§ **The problem**: Copy out each line of the data holding "total".

[Extracted records]
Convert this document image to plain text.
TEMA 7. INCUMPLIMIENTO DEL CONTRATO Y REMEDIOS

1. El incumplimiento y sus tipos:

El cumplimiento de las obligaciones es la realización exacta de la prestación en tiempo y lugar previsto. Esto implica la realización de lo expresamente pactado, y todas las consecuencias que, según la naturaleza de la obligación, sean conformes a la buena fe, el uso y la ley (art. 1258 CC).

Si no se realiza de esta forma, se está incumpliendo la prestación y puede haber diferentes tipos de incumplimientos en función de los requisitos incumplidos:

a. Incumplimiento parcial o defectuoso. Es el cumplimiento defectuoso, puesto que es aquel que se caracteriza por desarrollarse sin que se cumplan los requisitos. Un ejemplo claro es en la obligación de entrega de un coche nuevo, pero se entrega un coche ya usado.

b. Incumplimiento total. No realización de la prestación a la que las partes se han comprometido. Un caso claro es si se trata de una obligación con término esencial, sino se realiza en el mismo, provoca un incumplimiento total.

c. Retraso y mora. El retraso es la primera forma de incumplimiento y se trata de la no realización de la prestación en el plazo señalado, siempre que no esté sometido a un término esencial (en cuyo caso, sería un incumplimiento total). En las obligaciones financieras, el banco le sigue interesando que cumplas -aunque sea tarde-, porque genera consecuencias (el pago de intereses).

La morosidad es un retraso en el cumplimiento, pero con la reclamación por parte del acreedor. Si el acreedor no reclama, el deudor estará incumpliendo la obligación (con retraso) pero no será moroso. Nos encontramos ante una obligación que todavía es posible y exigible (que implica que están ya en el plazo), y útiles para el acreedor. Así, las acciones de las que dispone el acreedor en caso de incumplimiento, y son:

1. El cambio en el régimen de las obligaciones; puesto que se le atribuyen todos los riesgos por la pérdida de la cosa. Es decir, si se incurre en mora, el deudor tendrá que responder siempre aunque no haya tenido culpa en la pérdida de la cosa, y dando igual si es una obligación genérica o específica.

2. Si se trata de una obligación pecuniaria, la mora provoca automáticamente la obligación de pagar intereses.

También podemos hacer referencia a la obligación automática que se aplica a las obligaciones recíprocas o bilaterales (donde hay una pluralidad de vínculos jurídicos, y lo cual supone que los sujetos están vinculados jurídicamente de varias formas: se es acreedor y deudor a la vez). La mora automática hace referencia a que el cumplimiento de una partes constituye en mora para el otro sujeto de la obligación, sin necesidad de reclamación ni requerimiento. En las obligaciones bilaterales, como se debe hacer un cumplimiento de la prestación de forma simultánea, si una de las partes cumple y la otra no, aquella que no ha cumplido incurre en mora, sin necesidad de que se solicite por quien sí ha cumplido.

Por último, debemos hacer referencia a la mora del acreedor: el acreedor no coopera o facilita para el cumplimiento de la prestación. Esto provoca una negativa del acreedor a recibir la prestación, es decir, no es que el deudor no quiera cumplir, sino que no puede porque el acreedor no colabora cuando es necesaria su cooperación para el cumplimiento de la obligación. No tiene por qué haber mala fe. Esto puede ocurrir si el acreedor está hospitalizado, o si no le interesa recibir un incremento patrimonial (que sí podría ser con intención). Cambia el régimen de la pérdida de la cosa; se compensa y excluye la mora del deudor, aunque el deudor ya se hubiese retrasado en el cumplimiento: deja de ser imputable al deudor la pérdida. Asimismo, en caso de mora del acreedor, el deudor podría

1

§ **The reply**:
b. Incumplimiento total. No realización de la prestación a la que las partes se han comprometido. Un caso claro es si se trata de una obligación con término esencial, sino se realiza en el mismo, provoca un incumplimiento total.
c. Retraso y mora. El retraso es la primera forma de incumplimiento y se trata de la no realización de la prestación en el plazo señalado, siempre que no esté sometido a un término esencial (en cuyo caso, sería un incumplimiento total). En las obligaciones financieras, el banco le sigue interesando que cumplas -aunque sea tarde-, porque genera consecuencias (el pago de intereses).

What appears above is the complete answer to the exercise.